• Exercise: Return the entries below in their exact form, leaving the pictures out.

======== Dataset records ========

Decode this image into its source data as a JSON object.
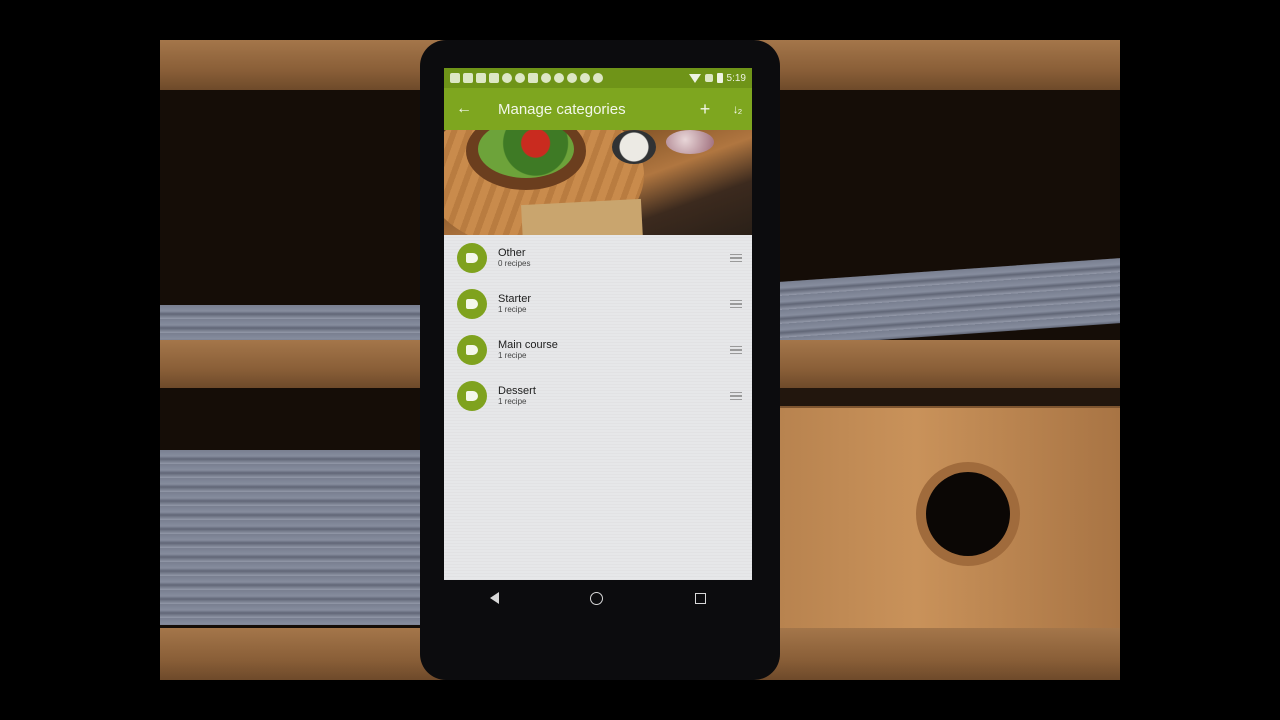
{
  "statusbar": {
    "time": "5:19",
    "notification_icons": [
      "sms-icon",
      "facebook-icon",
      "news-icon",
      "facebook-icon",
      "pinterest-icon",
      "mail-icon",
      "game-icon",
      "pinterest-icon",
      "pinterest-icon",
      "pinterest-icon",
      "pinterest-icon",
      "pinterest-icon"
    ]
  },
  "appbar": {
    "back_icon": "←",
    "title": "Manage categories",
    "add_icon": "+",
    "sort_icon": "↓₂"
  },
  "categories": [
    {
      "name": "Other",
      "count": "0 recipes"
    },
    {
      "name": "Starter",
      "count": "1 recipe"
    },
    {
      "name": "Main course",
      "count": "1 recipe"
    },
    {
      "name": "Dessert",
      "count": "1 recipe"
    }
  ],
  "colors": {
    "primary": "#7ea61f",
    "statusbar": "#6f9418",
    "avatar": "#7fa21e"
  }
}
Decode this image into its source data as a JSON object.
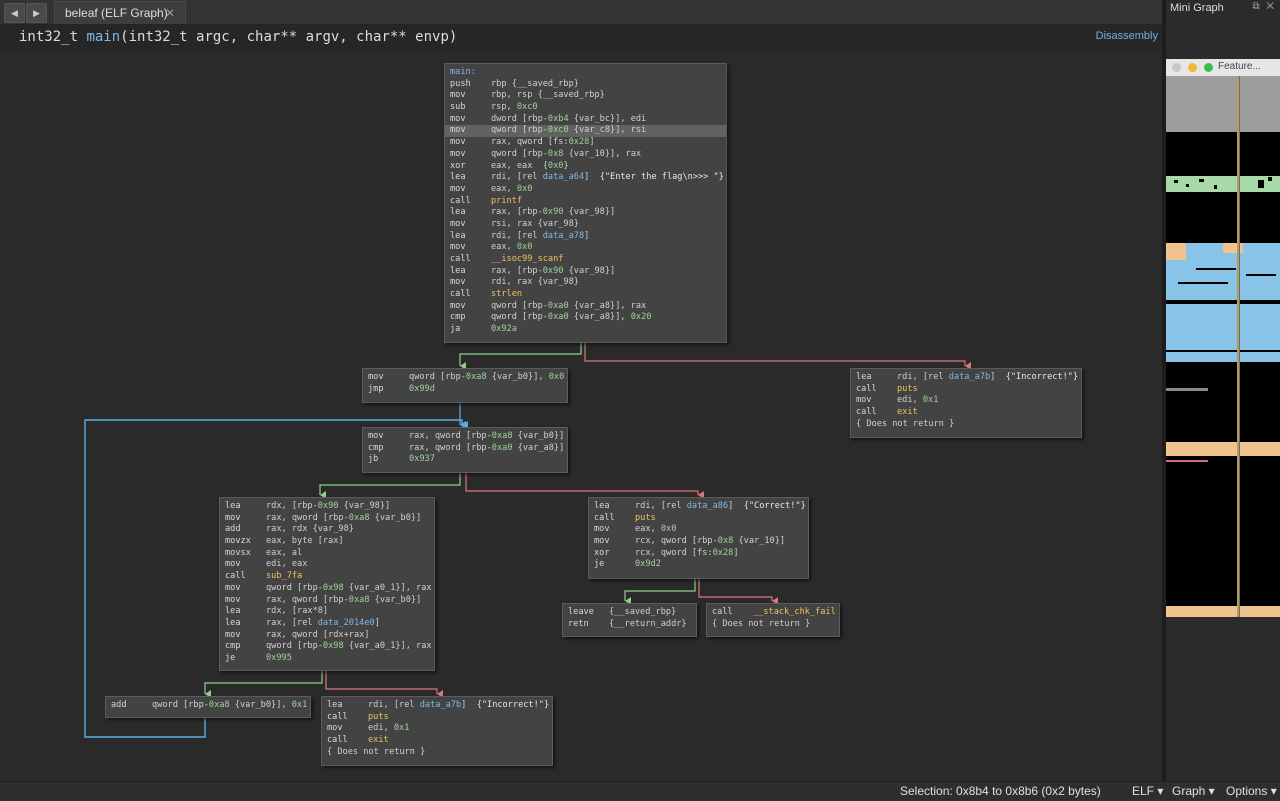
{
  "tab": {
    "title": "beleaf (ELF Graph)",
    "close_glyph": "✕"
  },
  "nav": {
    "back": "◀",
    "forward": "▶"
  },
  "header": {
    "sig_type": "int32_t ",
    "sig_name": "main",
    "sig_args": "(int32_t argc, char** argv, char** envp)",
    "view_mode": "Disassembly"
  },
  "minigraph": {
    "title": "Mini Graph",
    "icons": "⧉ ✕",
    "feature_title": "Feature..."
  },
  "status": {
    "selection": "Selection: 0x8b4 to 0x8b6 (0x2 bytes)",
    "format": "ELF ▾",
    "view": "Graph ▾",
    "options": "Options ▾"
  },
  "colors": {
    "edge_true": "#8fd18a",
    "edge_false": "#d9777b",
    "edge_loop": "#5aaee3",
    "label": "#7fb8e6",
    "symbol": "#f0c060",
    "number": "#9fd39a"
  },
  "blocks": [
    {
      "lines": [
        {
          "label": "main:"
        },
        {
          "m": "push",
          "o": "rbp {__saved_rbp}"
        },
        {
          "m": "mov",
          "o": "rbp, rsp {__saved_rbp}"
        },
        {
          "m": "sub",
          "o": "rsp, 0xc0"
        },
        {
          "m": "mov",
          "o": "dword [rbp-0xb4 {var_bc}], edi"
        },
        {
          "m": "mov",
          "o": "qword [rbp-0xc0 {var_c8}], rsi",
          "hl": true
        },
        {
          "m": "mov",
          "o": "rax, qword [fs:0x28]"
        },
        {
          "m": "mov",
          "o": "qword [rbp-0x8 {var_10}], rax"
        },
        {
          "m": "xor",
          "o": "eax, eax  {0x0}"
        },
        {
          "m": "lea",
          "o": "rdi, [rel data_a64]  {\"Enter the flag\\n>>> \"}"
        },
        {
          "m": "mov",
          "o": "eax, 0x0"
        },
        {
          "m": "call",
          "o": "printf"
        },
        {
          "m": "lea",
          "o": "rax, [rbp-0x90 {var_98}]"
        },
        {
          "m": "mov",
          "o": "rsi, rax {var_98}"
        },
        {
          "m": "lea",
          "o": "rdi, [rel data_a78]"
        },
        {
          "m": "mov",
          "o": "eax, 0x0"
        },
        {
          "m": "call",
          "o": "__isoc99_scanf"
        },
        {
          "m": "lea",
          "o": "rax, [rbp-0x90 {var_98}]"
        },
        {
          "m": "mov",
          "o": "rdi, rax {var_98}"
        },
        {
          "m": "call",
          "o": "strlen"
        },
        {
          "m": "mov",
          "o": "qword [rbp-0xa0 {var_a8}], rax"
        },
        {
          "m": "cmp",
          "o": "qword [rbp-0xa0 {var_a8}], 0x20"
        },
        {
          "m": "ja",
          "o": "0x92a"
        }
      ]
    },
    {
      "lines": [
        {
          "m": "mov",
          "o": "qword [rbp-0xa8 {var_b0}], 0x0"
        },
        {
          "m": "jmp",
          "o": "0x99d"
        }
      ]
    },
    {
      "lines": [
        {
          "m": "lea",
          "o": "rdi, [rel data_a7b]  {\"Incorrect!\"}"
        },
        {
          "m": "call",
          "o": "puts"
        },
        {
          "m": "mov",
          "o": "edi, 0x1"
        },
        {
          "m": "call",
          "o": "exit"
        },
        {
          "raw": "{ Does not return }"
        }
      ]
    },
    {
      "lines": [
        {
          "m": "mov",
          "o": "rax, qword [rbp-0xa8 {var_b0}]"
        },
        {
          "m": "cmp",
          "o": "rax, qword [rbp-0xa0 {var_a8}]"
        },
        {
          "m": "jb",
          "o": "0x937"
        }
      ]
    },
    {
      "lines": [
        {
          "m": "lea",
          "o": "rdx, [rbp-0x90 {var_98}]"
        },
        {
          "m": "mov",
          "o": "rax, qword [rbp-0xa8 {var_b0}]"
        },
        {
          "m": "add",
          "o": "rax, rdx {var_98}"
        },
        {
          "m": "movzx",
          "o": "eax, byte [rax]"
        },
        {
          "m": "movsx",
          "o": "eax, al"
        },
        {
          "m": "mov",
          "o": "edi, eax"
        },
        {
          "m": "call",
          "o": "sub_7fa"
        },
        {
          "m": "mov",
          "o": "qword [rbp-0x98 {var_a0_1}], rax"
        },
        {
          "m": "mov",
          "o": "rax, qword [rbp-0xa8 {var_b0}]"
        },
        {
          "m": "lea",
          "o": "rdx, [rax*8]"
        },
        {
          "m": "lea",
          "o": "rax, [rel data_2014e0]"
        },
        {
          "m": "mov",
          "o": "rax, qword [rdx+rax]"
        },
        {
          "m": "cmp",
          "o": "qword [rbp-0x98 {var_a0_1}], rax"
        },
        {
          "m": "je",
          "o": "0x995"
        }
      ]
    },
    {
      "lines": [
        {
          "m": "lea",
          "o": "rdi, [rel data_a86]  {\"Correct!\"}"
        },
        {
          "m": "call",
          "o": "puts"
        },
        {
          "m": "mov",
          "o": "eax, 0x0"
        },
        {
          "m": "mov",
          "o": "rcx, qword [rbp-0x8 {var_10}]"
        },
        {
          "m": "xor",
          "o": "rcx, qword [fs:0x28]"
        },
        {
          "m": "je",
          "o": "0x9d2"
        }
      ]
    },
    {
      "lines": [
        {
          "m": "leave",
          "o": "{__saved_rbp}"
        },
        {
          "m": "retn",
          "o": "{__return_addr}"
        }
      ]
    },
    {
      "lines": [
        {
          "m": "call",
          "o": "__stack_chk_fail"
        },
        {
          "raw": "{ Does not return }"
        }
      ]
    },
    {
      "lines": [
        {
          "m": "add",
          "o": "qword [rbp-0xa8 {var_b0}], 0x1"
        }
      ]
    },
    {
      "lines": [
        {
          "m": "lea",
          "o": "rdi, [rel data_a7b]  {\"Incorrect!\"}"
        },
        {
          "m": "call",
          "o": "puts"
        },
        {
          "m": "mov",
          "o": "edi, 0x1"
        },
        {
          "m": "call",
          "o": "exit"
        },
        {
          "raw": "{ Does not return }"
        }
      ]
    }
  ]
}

========

• Complete output:
Decode this image into its source data as a JSON object.
{
  "statusbar": {
    "time": "5:19",
    "notification_icons": [
      "sms-icon",
      "facebook-icon",
      "news-icon",
      "facebook-icon",
      "pinterest-icon",
      "mail-icon",
      "game-icon",
      "pinterest-icon",
      "pinterest-icon",
      "pinterest-icon",
      "pinterest-icon",
      "pinterest-icon"
    ]
  },
  "appbar": {
    "back_icon": "←",
    "title": "Manage categories",
    "add_icon": "+",
    "sort_icon": "↓₂"
  },
  "categories": [
    {
      "name": "Other",
      "count": "0 recipes"
    },
    {
      "name": "Starter",
      "count": "1 recipe"
    },
    {
      "name": "Main course",
      "count": "1 recipe"
    },
    {
      "name": "Dessert",
      "count": "1 recipe"
    }
  ],
  "colors": {
    "primary": "#7ea61f",
    "statusbar": "#6f9418",
    "avatar": "#7fa21e"
  }
}
Decode this image into its source data as a JSON object.
{
  "tab": {
    "title": "beleaf (ELF Graph)",
    "close_glyph": "✕"
  },
  "nav": {
    "back": "◀",
    "forward": "▶"
  },
  "header": {
    "sig_type": "int32_t ",
    "sig_name": "main",
    "sig_args": "(int32_t argc, char** argv, char** envp)",
    "view_mode": "Disassembly"
  },
  "minigraph": {
    "title": "Mini Graph",
    "icons": "⧉ ✕",
    "feature_title": "Feature..."
  },
  "status": {
    "selection": "Selection: 0x8b4 to 0x8b6 (0x2 bytes)",
    "format": "ELF ▾",
    "view": "Graph ▾",
    "options": "Options ▾"
  },
  "colors": {
    "edge_true": "#8fd18a",
    "edge_false": "#d9777b",
    "edge_loop": "#5aaee3",
    "label": "#7fb8e6",
    "symbol": "#f0c060",
    "number": "#9fd39a"
  },
  "blocks": [
    {
      "lines": [
        {
          "label": "main:"
        },
        {
          "m": "push",
          "o": "rbp {__saved_rbp}"
        },
        {
          "m": "mov",
          "o": "rbp, rsp {__saved_rbp}"
        },
        {
          "m": "sub",
          "o": "rsp, 0xc0"
        },
        {
          "m": "mov",
          "o": "dword [rbp-0xb4 {var_bc}], edi"
        },
        {
          "m": "mov",
          "o": "qword [rbp-0xc0 {var_c8}], rsi",
          "hl": true
        },
        {
          "m": "mov",
          "o": "rax, qword [fs:0x28]"
        },
        {
          "m": "mov",
          "o": "qword [rbp-0x8 {var_10}], rax"
        },
        {
          "m": "xor",
          "o": "eax, eax  {0x0}"
        },
        {
          "m": "lea",
          "o": "rdi, [rel data_a64]  {\"Enter the flag\\n>>> \"}"
        },
        {
          "m": "mov",
          "o": "eax, 0x0"
        },
        {
          "m": "call",
          "o": "printf"
        },
        {
          "m": "lea",
          "o": "rax, [rbp-0x90 {var_98}]"
        },
        {
          "m": "mov",
          "o": "rsi, rax {var_98}"
        },
        {
          "m": "lea",
          "o": "rdi, [rel data_a78]"
        },
        {
          "m": "mov",
          "o": "eax, 0x0"
        },
        {
          "m": "call",
          "o": "__isoc99_scanf"
        },
        {
          "m": "lea",
          "o": "rax, [rbp-0x90 {var_98}]"
        },
        {
          "m": "mov",
          "o": "rdi, rax {var_98}"
        },
        {
          "m": "call",
          "o": "strlen"
        },
        {
          "m": "mov",
          "o": "qword [rbp-0xa0 {var_a8}], rax"
        },
        {
          "m": "cmp",
          "o": "qword [rbp-0xa0 {var_a8}], 0x20"
        },
        {
          "m": "ja",
          "o": "0x92a"
        }
      ]
    },
    {
      "lines": [
        {
          "m": "mov",
          "o": "qword [rbp-0xa8 {var_b0}], 0x0"
        },
        {
          "m": "jmp",
          "o": "0x99d"
        }
      ]
    },
    {
      "lines": [
        {
          "m": "lea",
          "o": "rdi, [rel data_a7b]  {\"Incorrect!\"}"
        },
        {
          "m": "call",
          "o": "puts"
        },
        {
          "m": "mov",
          "o": "edi, 0x1"
        },
        {
          "m": "call",
          "o": "exit"
        },
        {
          "raw": "{ Does not return }"
        }
      ]
    },
    {
      "lines": [
        {
          "m": "mov",
          "o": "rax, qword [rbp-0xa8 {var_b0}]"
        },
        {
          "m": "cmp",
          "o": "rax, qword [rbp-0xa0 {var_a8}]"
        },
        {
          "m": "jb",
          "o": "0x937"
        }
      ]
    },
    {
      "lines": [
        {
          "m": "lea",
          "o": "rdx, [rbp-0x90 {var_98}]"
        },
        {
          "m": "mov",
          "o": "rax, qword [rbp-0xa8 {var_b0}]"
        },
        {
          "m": "add",
          "o": "rax, rdx {var_98}"
        },
        {
          "m": "movzx",
          "o": "eax, byte [rax]"
        },
        {
          "m": "movsx",
          "o": "eax, al"
        },
        {
          "m": "mov",
          "o": "edi, eax"
        },
        {
          "m": "call",
          "o": "sub_7fa"
        },
        {
          "m": "mov",
          "o": "qword [rbp-0x98 {var_a0_1}], rax"
        },
        {
          "m": "mov",
          "o": "rax, qword [rbp-0xa8 {var_b0}]"
        },
        {
          "m": "lea",
          "o": "rdx, [rax*8]"
        },
        {
          "m": "lea",
          "o": "rax, [rel data_2014e0]"
        },
        {
          "m": "mov",
          "o": "rax, qword [rdx+rax]"
        },
        {
          "m": "cmp",
          "o": "qword [rbp-0x98 {var_a0_1}], rax"
        },
        {
          "m": "je",
          "o": "0x995"
        }
      ]
    },
    {
      "lines": [
        {
          "m": "lea",
          "o": "rdi, [rel data_a86]  {\"Correct!\"}"
        },
        {
          "m": "call",
          "o": "puts"
        },
        {
          "m": "mov",
          "o": "eax, 0x0"
        },
        {
          "m": "mov",
          "o": "rcx, qword [rbp-0x8 {var_10}]"
        },
        {
          "m": "xor",
          "o": "rcx, qword [fs:0x28]"
        },
        {
          "m": "je",
          "o": "0x9d2"
        }
      ]
    },
    {
      "lines": [
        {
          "m": "leave",
          "o": "{__saved_rbp}"
        },
        {
          "m": "retn",
          "o": "{__return_addr}"
        }
      ]
    },
    {
      "lines": [
        {
          "m": "call",
          "o": "__stack_chk_fail"
        },
        {
          "raw": "{ Does not return }"
        }
      ]
    },
    {
      "lines": [
        {
          "m": "add",
          "o": "qword [rbp-0xa8 {var_b0}], 0x1"
        }
      ]
    },
    {
      "lines": [
        {
          "m": "lea",
          "o": "rdi, [rel data_a7b]  {\"Incorrect!\"}"
        },
        {
          "m": "call",
          "o": "puts"
        },
        {
          "m": "mov",
          "o": "edi, 0x1"
        },
        {
          "m": "call",
          "o": "exit"
        },
        {
          "raw": "{ Does not return }"
        }
      ]
    }
  ]
}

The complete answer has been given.